#### [Stated goal]
Render every one of the following lines as a Markdown table with two columns, "Row" for the row number and "Line" for the line itself, omitting any blank lines.

Records from a data source
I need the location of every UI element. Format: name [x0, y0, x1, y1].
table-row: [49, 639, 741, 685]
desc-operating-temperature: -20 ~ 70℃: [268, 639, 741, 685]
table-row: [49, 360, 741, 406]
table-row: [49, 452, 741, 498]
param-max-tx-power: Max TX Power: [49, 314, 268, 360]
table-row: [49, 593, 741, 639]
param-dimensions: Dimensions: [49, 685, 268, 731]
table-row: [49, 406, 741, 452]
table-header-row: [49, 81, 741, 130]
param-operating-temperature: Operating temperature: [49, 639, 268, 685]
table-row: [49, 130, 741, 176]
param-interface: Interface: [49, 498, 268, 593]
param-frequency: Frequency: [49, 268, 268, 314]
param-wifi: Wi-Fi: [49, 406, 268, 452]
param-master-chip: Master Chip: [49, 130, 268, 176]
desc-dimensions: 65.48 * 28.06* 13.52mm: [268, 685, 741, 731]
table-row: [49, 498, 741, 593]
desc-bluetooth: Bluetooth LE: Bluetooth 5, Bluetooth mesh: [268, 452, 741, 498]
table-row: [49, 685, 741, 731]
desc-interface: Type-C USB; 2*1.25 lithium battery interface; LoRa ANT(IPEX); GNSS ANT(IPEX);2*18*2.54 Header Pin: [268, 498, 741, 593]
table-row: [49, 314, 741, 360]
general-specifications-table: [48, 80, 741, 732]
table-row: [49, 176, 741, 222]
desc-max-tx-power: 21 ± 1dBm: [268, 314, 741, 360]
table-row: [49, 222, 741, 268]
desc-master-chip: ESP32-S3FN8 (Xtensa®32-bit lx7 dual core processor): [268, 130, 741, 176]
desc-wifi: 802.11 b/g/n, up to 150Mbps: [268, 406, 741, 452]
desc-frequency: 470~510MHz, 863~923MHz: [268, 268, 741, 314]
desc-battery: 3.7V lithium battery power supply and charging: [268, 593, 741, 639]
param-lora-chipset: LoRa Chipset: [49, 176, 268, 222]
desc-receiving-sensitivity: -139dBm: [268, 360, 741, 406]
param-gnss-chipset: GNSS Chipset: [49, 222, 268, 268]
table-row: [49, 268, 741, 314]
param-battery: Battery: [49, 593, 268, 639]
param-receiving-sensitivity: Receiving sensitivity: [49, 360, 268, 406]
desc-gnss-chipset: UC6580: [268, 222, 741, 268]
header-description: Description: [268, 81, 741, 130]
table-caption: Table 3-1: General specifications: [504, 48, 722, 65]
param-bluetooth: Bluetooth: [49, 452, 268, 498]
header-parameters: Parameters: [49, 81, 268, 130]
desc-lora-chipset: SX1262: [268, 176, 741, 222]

#### [Right answer]
| Row | Line |
|---|---|
| 1 | I need the location of every UI element. Format: name [x0, y0, x1, y1]. |
| 2 | table-row: [49, 639, 741, 685] |
| 3 | desc-operating-temperature: -20 ~ 70℃: [268, 639, 741, 685] |
| 4 | table-row: [49, 360, 741, 406] |
| 5 | table-row: [49, 452, 741, 498] |
| 6 | param-max-tx-power: Max TX Power: [49, 314, 268, 360] |
| 7 | table-row: [49, 593, 741, 639] |
| 8 | param-dimensions: Dimensions: [49, 685, 268, 731] |
| 9 | table-row: [49, 406, 741, 452] |
| 10 | table-header-row: [49, 81, 741, 130] |
| 11 | param-operating-temperature: Operating temperature: [49, 639, 268, 685] |
| 12 | table-row: [49, 130, 741, 176] |
| 13 | param-interface: Interface: [49, 498, 268, 593] |
| 14 | param-frequency: Frequency: [49, 268, 268, 314] |
| 15 | param-wifi: Wi-Fi: [49, 406, 268, 452] |
| 16 | param-master-chip: Master Chip: [49, 130, 268, 176] |
| 17 | desc-dimensions: 65.48 * 28.06* 13.52mm: [268, 685, 741, 731] |
| 18 | table-row: [49, 498, 741, 593] |
| 19 | desc-bluetooth: Bluetooth LE: Bluetooth 5, Bluetooth mesh: [268, 452, 741, 498] |
| 20 | table-row: [49, 685, 741, 731] |
| 21 | desc-interface: Type-C USB; 2*1.25 lithium battery interface; LoRa ANT(IPEX); GNSS ANT(IPEX);2*18*2.54 Header Pin: [268, 498, 741, 593] |
| 22 | table-row: [49, 314, 741, 360] |
| 23 | general-specifications-table: [48, 80, 741, 732] |
| 24 | table-row: [49, 176, 741, 222] |
| 25 | desc-max-tx-power: 21 ± 1dBm: [268, 314, 741, 360] |
| 26 | table-row: [49, 222, 741, 268] |
| 27 | desc-master-chip: ESP32-S3FN8 (Xtensa®32-bit lx7 dual core processor): [268, 130, 741, 176] |
| 28 | desc-wifi: 802.11 b/g/n, up to 150Mbps: [268, 406, 741, 452] |
| 29 | desc-frequency: 470~510MHz, 863~923MHz: [268, 268, 741, 314] |
| 30 | desc-battery: 3.7V lithium battery power supply and charging: [268, 593, 741, 639] |
| 31 | param-lora-chipset: LoRa Chipset: [49, 176, 268, 222] |
| 32 | desc-receiving-sensitivity: -139dBm: [268, 360, 741, 406] |
| 33 | param-gnss-chipset: GNSS Chipset: [49, 222, 268, 268] |
| 34 | table-row: [49, 268, 741, 314] |
| 35 | param-battery: Battery: [49, 593, 268, 639] |
| 36 | param-receiving-sensitivity: Receiving sensitivity: [49, 360, 268, 406] |
| 37 | desc-gnss-chipset: UC6580: [268, 222, 741, 268] |
| 38 | header-description: Description: [268, 81, 741, 130] |
| 39 | table-caption: Table 3-1: General specifications: [504, 48, 722, 65] |
| 40 | param-bluetooth: Bluetooth: [49, 452, 268, 498] |
| 41 | header-parameters: Parameters: [49, 81, 268, 130] |
| 42 | desc-lora-chipset: SX1262: [268, 176, 741, 222] |